## Exercise task:
Which lines in the material below contain the word "JSON"? Copy each of them.

## Information provided:
----
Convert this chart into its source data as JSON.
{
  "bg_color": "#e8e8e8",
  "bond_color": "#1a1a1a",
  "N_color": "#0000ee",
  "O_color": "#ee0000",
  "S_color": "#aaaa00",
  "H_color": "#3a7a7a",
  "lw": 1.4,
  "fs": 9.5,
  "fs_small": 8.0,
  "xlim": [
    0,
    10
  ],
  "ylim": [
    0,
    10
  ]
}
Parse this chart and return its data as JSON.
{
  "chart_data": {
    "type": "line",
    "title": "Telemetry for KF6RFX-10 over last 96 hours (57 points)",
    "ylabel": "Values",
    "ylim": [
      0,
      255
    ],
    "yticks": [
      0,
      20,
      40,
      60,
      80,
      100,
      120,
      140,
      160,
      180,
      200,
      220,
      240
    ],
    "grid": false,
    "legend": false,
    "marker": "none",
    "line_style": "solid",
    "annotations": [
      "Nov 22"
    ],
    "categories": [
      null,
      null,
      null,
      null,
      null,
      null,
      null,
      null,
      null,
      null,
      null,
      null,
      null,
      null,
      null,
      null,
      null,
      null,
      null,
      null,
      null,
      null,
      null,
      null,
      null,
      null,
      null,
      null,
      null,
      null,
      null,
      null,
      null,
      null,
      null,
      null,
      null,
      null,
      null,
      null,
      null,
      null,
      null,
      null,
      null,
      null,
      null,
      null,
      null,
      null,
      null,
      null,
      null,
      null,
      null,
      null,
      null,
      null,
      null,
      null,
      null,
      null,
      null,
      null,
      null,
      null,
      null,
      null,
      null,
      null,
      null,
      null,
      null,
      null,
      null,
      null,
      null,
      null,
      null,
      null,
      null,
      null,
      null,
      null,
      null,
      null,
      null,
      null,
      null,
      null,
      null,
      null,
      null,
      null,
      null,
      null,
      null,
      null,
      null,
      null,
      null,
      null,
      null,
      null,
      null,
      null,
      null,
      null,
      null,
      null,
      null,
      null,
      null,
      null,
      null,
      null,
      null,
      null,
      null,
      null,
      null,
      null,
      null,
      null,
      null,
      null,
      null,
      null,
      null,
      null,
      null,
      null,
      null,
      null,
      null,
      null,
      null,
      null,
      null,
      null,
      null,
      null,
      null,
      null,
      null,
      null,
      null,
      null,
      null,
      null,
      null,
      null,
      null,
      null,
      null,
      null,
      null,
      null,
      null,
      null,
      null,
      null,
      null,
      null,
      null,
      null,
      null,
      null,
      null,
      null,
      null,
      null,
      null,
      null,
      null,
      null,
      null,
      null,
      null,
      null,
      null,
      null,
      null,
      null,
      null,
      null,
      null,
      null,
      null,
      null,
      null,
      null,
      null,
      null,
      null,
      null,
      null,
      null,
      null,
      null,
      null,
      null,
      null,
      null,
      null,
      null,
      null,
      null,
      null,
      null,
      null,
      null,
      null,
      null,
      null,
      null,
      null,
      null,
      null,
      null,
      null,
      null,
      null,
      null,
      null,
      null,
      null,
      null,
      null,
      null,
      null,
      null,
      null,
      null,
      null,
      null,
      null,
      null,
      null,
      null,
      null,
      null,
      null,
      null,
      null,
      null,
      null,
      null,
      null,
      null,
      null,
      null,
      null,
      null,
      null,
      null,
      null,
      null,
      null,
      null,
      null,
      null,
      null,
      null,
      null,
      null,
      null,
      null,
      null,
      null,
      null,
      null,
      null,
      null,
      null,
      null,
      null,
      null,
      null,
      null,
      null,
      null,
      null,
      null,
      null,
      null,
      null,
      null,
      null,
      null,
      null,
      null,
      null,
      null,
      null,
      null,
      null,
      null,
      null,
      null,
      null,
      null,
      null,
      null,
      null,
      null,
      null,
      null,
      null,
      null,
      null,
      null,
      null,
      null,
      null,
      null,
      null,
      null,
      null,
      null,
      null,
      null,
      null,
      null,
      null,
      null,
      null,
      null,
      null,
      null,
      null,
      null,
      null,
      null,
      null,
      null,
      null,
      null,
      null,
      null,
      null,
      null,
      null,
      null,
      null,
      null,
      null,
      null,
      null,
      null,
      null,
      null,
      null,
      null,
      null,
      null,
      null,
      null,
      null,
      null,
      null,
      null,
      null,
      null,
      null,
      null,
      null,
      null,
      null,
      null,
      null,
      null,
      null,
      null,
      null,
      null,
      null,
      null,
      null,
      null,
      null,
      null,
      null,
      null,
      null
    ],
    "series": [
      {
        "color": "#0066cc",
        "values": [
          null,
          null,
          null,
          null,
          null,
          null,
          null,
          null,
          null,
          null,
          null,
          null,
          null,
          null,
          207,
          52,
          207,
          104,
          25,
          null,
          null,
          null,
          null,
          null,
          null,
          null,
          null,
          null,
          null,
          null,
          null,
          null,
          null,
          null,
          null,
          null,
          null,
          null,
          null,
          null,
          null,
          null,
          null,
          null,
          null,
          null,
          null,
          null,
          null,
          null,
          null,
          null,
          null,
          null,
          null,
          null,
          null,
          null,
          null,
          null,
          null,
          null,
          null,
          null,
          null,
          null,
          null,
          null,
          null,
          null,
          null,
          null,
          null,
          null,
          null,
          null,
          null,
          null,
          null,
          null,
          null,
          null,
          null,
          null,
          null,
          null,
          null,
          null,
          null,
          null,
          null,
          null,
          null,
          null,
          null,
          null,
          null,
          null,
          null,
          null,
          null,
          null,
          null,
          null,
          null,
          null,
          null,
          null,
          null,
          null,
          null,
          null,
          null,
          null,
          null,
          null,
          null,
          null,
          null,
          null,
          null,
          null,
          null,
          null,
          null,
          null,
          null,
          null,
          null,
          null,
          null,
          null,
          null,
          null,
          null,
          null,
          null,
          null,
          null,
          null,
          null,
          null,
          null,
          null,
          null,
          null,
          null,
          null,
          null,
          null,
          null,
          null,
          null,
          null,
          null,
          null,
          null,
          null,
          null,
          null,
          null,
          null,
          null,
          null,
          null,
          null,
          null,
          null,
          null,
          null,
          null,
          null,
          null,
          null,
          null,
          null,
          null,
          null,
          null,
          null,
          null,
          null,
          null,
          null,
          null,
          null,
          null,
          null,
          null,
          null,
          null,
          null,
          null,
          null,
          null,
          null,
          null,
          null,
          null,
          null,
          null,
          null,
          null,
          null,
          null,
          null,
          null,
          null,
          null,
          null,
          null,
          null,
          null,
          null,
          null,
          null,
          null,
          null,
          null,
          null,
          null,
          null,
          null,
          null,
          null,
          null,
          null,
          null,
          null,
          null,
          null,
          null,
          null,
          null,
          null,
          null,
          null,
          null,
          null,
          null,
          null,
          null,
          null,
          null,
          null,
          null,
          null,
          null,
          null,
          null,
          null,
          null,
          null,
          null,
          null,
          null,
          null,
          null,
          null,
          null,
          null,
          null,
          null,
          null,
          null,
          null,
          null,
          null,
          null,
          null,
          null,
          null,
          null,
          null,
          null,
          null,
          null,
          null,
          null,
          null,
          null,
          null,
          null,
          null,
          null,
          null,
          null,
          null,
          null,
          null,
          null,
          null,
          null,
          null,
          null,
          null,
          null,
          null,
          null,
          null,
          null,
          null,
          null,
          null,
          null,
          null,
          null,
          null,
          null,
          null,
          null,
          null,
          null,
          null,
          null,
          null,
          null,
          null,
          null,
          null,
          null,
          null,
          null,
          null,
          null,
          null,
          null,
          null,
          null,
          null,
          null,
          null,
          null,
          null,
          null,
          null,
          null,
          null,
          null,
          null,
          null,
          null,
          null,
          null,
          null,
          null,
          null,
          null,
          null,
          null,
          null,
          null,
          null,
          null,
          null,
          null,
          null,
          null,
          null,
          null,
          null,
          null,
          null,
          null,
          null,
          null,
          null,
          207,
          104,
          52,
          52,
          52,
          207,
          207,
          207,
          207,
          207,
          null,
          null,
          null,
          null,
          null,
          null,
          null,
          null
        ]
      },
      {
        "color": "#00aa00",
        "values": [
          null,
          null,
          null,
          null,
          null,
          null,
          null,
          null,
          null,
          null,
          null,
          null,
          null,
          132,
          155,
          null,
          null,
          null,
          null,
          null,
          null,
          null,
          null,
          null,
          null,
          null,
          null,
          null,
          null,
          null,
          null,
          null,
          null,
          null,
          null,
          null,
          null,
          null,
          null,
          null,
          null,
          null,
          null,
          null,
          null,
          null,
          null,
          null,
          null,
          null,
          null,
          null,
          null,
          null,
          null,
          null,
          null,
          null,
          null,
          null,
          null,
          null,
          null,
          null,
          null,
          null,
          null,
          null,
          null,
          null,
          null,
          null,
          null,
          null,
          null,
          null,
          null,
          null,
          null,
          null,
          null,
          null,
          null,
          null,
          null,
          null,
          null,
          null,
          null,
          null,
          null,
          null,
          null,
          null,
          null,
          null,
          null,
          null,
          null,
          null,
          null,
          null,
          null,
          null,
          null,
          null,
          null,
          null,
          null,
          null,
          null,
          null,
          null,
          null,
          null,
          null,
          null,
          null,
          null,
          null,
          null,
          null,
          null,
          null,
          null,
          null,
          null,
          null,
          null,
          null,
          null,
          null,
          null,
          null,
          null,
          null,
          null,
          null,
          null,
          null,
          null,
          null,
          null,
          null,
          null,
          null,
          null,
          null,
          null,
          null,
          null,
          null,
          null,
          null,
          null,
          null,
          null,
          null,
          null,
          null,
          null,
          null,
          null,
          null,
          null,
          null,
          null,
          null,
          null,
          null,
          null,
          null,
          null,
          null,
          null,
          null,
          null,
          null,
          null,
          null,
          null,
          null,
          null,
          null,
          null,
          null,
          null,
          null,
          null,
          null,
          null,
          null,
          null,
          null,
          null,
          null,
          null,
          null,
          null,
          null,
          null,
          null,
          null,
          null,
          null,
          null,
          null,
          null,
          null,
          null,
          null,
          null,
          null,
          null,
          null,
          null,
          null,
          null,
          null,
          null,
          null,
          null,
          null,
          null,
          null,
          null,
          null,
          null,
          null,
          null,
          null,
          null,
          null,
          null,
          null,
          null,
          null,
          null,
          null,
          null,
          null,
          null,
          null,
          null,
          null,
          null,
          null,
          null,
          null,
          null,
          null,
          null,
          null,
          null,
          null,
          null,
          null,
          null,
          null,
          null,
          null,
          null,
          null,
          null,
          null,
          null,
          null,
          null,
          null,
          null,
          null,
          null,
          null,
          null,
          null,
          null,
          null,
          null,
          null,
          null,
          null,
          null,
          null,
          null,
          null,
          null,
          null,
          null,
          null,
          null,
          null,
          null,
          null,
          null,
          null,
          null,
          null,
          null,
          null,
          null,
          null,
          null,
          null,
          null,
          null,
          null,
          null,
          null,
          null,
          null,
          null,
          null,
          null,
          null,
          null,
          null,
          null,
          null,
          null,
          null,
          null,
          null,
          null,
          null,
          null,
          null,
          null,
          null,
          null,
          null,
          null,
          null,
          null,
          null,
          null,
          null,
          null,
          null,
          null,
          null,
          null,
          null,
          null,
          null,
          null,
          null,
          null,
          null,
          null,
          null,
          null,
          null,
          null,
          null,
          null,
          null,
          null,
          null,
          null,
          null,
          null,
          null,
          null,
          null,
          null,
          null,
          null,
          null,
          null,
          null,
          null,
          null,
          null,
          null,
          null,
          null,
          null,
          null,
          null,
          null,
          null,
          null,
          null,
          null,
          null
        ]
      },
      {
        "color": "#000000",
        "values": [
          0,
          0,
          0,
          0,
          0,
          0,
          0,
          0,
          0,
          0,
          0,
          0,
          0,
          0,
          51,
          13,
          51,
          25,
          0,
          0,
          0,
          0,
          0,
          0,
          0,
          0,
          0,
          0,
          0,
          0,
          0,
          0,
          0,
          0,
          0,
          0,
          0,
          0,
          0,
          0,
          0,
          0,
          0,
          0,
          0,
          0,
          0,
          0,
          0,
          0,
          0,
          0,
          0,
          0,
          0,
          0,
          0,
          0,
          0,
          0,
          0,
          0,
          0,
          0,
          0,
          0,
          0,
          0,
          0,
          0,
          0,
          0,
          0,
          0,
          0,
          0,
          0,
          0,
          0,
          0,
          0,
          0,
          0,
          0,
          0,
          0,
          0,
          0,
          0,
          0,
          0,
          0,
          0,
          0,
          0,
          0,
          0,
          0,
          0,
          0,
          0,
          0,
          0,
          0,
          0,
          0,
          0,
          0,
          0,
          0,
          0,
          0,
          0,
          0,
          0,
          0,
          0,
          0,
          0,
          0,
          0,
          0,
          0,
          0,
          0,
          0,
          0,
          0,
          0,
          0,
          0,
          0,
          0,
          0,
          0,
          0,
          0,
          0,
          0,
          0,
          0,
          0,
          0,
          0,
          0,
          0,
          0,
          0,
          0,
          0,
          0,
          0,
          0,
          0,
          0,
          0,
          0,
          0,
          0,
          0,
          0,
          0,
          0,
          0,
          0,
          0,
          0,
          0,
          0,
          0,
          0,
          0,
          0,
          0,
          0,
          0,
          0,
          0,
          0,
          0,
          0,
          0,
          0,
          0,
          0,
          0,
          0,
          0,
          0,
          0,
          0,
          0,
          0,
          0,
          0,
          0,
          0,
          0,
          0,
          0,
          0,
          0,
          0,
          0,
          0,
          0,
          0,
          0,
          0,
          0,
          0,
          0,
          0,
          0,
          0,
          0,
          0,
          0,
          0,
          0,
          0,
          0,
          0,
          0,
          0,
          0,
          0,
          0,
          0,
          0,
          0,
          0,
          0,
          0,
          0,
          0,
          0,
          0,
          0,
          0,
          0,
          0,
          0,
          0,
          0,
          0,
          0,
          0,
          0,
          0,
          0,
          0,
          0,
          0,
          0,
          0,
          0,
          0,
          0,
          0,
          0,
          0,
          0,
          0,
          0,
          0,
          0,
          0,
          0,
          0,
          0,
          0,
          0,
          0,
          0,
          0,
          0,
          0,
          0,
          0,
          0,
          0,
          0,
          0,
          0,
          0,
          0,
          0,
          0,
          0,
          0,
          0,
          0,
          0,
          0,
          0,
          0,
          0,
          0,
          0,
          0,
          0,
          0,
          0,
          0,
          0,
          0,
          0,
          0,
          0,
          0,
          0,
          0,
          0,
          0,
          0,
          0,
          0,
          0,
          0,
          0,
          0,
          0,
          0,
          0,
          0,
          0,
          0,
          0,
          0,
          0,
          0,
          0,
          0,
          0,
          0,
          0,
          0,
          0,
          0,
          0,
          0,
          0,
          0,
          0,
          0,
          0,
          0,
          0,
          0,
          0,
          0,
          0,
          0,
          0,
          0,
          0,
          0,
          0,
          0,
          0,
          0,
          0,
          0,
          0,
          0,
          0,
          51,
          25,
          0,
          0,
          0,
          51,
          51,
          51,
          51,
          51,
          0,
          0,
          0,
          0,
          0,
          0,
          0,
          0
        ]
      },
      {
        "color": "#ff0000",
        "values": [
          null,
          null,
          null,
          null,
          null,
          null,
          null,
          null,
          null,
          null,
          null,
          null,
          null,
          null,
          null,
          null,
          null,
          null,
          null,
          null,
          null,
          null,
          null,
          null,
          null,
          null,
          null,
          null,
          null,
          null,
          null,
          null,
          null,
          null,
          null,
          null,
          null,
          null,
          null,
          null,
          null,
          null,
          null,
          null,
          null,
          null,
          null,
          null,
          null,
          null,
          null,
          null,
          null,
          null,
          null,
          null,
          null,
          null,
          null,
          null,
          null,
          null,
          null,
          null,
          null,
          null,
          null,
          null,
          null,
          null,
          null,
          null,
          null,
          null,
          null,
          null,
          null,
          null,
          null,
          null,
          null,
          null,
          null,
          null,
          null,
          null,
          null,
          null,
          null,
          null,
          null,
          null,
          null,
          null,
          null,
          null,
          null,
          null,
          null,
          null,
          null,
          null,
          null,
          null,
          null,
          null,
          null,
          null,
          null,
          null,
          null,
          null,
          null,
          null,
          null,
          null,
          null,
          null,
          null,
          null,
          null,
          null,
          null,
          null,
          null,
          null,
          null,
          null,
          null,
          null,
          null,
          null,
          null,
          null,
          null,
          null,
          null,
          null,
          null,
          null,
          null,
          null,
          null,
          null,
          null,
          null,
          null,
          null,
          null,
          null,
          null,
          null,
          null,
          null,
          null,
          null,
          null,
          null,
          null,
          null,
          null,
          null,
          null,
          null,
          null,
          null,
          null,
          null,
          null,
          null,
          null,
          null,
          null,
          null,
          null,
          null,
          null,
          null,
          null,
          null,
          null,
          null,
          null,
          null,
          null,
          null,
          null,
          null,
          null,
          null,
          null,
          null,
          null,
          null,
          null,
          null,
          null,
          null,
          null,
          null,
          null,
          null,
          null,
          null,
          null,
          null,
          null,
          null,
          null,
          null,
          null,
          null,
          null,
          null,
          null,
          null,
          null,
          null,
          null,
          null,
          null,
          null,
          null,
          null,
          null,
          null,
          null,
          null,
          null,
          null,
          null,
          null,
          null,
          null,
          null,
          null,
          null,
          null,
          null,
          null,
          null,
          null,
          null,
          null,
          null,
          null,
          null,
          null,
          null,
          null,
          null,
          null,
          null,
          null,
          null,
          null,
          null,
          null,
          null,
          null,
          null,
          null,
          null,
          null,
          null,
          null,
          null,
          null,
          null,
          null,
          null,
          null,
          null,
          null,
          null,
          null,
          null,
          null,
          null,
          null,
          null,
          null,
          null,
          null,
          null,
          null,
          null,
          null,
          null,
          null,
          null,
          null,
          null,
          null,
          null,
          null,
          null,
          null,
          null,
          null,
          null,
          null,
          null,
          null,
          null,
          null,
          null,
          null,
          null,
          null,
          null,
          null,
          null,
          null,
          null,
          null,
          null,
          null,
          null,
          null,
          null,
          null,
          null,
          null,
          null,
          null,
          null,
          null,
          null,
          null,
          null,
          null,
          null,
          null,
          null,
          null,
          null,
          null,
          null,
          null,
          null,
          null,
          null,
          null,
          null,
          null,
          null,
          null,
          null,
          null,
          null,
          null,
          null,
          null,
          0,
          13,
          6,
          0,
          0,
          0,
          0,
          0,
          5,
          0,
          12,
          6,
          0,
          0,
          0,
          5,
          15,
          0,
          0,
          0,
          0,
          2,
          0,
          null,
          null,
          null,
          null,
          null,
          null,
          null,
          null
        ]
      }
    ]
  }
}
----
## Response for this exercise:
Convert this chart into its source data as JSON.
Parse this chart and return its data as JSON.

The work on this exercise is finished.